#### [WORK REQUIRED]
Print all records exactly, leaving nothing out.
-=-=-
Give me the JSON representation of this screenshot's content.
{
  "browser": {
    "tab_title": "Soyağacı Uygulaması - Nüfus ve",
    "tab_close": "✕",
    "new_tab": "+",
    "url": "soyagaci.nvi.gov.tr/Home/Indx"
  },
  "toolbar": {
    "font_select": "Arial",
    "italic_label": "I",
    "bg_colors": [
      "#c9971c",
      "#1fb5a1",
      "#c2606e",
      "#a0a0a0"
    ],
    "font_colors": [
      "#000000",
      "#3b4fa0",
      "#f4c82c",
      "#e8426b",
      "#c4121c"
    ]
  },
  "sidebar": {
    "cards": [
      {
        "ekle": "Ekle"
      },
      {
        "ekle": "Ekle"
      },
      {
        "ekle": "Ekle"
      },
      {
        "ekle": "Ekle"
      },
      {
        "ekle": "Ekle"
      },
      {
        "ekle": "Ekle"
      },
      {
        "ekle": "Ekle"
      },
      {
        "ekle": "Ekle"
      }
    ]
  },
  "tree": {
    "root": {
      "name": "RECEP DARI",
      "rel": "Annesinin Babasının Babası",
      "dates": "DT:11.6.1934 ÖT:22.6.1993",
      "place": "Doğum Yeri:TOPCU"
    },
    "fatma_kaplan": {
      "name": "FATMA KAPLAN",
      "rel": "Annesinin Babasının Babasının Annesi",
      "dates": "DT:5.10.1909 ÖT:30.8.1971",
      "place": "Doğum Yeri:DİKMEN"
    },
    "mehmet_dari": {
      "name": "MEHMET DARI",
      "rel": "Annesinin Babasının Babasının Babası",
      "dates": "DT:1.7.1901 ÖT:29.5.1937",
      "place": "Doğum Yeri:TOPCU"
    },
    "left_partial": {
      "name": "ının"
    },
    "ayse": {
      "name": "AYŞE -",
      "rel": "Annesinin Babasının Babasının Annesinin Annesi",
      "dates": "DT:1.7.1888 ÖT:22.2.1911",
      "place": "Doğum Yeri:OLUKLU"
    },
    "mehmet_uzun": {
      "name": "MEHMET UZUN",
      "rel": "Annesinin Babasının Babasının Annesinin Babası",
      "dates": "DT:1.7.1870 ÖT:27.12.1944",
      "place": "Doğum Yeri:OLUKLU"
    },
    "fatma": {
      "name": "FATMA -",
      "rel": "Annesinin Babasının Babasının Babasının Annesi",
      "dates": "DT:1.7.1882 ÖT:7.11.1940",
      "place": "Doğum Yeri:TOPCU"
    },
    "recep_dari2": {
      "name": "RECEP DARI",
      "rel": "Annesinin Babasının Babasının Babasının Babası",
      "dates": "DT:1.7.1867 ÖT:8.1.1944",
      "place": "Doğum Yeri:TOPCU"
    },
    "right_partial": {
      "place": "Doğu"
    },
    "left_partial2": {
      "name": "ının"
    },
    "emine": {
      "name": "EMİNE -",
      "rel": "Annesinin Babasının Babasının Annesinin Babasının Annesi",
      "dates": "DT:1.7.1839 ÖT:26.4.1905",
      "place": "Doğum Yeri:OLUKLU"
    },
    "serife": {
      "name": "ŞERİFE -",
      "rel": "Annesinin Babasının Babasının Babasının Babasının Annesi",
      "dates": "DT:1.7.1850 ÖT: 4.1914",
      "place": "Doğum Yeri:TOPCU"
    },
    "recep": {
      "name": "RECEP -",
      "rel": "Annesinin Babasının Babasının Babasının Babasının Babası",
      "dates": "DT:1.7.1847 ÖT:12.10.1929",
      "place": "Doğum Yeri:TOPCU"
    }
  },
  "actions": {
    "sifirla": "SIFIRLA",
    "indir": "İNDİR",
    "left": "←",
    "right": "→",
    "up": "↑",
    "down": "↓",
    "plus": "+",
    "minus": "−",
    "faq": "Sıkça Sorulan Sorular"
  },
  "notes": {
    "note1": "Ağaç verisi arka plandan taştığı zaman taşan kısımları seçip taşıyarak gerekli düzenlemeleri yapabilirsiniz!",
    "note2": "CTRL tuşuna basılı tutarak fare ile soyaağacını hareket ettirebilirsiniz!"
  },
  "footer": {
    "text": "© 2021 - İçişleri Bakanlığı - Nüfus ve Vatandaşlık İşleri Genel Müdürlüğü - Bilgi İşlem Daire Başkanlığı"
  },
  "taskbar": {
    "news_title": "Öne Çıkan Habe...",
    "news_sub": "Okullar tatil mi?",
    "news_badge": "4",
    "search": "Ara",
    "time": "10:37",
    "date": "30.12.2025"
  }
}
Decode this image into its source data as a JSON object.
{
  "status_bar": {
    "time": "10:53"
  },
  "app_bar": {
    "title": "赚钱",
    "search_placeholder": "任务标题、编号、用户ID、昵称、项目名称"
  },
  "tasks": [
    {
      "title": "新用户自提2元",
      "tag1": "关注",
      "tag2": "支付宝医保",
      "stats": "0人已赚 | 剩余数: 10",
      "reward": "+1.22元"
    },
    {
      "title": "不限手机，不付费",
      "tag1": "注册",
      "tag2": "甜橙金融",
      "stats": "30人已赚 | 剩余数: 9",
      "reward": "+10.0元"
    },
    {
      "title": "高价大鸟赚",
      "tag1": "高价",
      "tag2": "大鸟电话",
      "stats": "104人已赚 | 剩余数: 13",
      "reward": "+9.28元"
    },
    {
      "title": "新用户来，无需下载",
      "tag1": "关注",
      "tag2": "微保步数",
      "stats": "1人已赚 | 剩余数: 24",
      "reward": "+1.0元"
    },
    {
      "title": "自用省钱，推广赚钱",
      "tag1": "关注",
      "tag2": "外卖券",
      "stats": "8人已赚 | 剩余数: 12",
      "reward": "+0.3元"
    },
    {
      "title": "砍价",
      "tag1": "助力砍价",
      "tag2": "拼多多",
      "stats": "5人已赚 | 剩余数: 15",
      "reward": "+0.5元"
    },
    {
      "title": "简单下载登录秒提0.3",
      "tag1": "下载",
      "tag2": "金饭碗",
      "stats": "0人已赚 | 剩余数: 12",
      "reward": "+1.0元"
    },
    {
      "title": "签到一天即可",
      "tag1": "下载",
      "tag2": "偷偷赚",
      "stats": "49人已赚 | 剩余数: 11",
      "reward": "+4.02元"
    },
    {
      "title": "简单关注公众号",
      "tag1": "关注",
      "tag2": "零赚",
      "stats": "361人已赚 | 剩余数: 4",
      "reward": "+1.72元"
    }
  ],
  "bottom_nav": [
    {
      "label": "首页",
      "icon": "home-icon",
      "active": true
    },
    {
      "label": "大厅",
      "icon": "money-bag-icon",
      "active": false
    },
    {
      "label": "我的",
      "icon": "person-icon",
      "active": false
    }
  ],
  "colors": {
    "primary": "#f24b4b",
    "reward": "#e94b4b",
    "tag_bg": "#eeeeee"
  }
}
-=-=-
#### [TASK OUTPUT]
Give me the JSON representation of this screenshot's content.
{
  "browser": {
    "tab_title": "Soyağacı Uygulaması - Nüfus ve",
    "tab_close": "✕",
    "new_tab": "+",
    "url": "soyagaci.nvi.gov.tr/Home/Indx"
  },
  "toolbar": {
    "font_select": "Arial",
    "italic_label": "I",
    "bg_colors": [
      "#c9971c",
      "#1fb5a1",
      "#c2606e",
      "#a0a0a0"
    ],
    "font_colors": [
      "#000000",
      "#3b4fa0",
      "#f4c82c",
      "#e8426b",
      "#c4121c"
    ]
  },
  "sidebar": {
    "cards": [
      {
        "ekle": "Ekle"
      },
      {
        "ekle": "Ekle"
      },
      {
        "ekle": "Ekle"
      },
      {
        "ekle": "Ekle"
      },
      {
        "ekle": "Ekle"
      },
      {
        "ekle": "Ekle"
      },
      {
        "ekle": "Ekle"
      },
      {
        "ekle": "Ekle"
      }
    ]
  },
  "tree": {
    "root": {
      "name": "RECEP DARI",
      "rel": "Annesinin Babasının Babası",
      "dates": "DT:11.6.1934 ÖT:22.6.1993",
      "place": "Doğum Yeri:TOPCU"
    },
    "fatma_kaplan": {
      "name": "FATMA KAPLAN",
      "rel": "Annesinin Babasının Babasının Annesi",
      "dates": "DT:5.10.1909 ÖT:30.8.1971",
      "place": "Doğum Yeri:DİKMEN"
    },
    "mehmet_dari": {
      "name": "MEHMET DARI",
      "rel": "Annesinin Babasının Babasının Babası",
      "dates": "DT:1.7.1901 ÖT:29.5.1937",
      "place": "Doğum Yeri:TOPCU"
    },
    "left_partial": {
      "name": "ının"
    },
    "ayse": {
      "name": "AYŞE -",
      "rel": "Annesinin Babasının Babasının Annesinin Annesi",
      "dates": "DT:1.7.1888 ÖT:22.2.1911",
      "place": "Doğum Yeri:OLUKLU"
    },
    "mehmet_uzun": {
      "name": "MEHMET UZUN",
      "rel": "Annesinin Babasının Babasının Annesinin Babası",
      "dates": "DT:1.7.1870 ÖT:27.12.1944",
      "place": "Doğum Yeri:OLUKLU"
    },
    "fatma": {
      "name": "FATMA -",
      "rel": "Annesinin Babasının Babasının Babasının Annesi",
      "dates": "DT:1.7.1882 ÖT:7.11.1940",
      "place": "Doğum Yeri:TOPCU"
    },
    "recep_dari2": {
      "name": "RECEP DARI",
      "rel": "Annesinin Babasının Babasının Babasının Babası",
      "dates": "DT:1.7.1867 ÖT:8.1.1944",
      "place": "Doğum Yeri:TOPCU"
    },
    "right_partial": {
      "place": "Doğu"
    },
    "left_partial2": {
      "name": "ının"
    },
    "emine": {
      "name": "EMİNE -",
      "rel": "Annesinin Babasının Babasının Annesinin Babasının Annesi",
      "dates": "DT:1.7.1839 ÖT:26.4.1905",
      "place": "Doğum Yeri:OLUKLU"
    },
    "serife": {
      "name": "ŞERİFE -",
      "rel": "Annesinin Babasının Babasının Babasının Babasının Annesi",
      "dates": "DT:1.7.1850 ÖT: 4.1914",
      "place": "Doğum Yeri:TOPCU"
    },
    "recep": {
      "name": "RECEP -",
      "rel": "Annesinin Babasının Babasının Babasının Babasının Babası",
      "dates": "DT:1.7.1847 ÖT:12.10.1929",
      "place": "Doğum Yeri:TOPCU"
    }
  },
  "actions": {
    "sifirla": "SIFIRLA",
    "indir": "İNDİR",
    "left": "←",
    "right": "→",
    "up": "↑",
    "down": "↓",
    "plus": "+",
    "minus": "−",
    "faq": "Sıkça Sorulan Sorular"
  },
  "notes": {
    "note1": "Ağaç verisi arka plandan taştığı zaman taşan kısımları seçip taşıyarak gerekli düzenlemeleri yapabilirsiniz!",
    "note2": "CTRL tuşuna basılı tutarak fare ile soyaağacını hareket ettirebilirsiniz!"
  },
  "footer": {
    "text": "© 2021 - İçişleri Bakanlığı - Nüfus ve Vatandaşlık İşleri Genel Müdürlüğü - Bilgi İşlem Daire Başkanlığı"
  },
  "taskbar": {
    "news_title": "Öne Çıkan Habe...",
    "news_sub": "Okullar tatil mi?",
    "news_badge": "4",
    "search": "Ara",
    "time": "10:37",
    "date": "30.12.2025"
  }
}
Decode this image into its source data as a JSON object.
{
  "status_bar": {
    "time": "10:53"
  },
  "app_bar": {
    "title": "赚钱",
    "search_placeholder": "任务标题、编号、用户ID、昵称、项目名称"
  },
  "tasks": [
    {
      "title": "新用户自提2元",
      "tag1": "关注",
      "tag2": "支付宝医保",
      "stats": "0人已赚 | 剩余数: 10",
      "reward": "+1.22元"
    },
    {
      "title": "不限手机，不付费",
      "tag1": "注册",
      "tag2": "甜橙金融",
      "stats": "30人已赚 | 剩余数: 9",
      "reward": "+10.0元"
    },
    {
      "title": "高价大鸟赚",
      "tag1": "高价",
      "tag2": "大鸟电话",
      "stats": "104人已赚 | 剩余数: 13",
      "reward": "+9.28元"
    },
    {
      "title": "新用户来，无需下载",
      "tag1": "关注",
      "tag2": "微保步数",
      "stats": "1人已赚 | 剩余数: 24",
      "reward": "+1.0元"
    },
    {
      "title": "自用省钱，推广赚钱",
      "tag1": "关注",
      "tag2": "外卖券",
      "stats": "8人已赚 | 剩余数: 12",
      "reward": "+0.3元"
    },
    {
      "title": "砍价",
      "tag1": "助力砍价",
      "tag2": "拼多多",
      "stats": "5人已赚 | 剩余数: 15",
      "reward": "+0.5元"
    },
    {
      "title": "简单下载登录秒提0.3",
      "tag1": "下载",
      "tag2": "金饭碗",
      "stats": "0人已赚 | 剩余数: 12",
      "reward": "+1.0元"
    },
    {
      "title": "签到一天即可",
      "tag1": "下载",
      "tag2": "偷偷赚",
      "stats": "49人已赚 | 剩余数: 11",
      "reward": "+4.02元"
    },
    {
      "title": "简单关注公众号",
      "tag1": "关注",
      "tag2": "零赚",
      "stats": "361人已赚 | 剩余数: 4",
      "reward": "+1.72元"
    }
  ],
  "bottom_nav": [
    {
      "label": "首页",
      "icon": "home-icon",
      "active": true
    },
    {
      "label": "大厅",
      "icon": "money-bag-icon",
      "active": false
    },
    {
      "label": "我的",
      "icon": "person-icon",
      "active": false
    }
  ],
  "colors": {
    "primary": "#f24b4b",
    "reward": "#e94b4b",
    "tag_bg": "#eeeeee"
  }
}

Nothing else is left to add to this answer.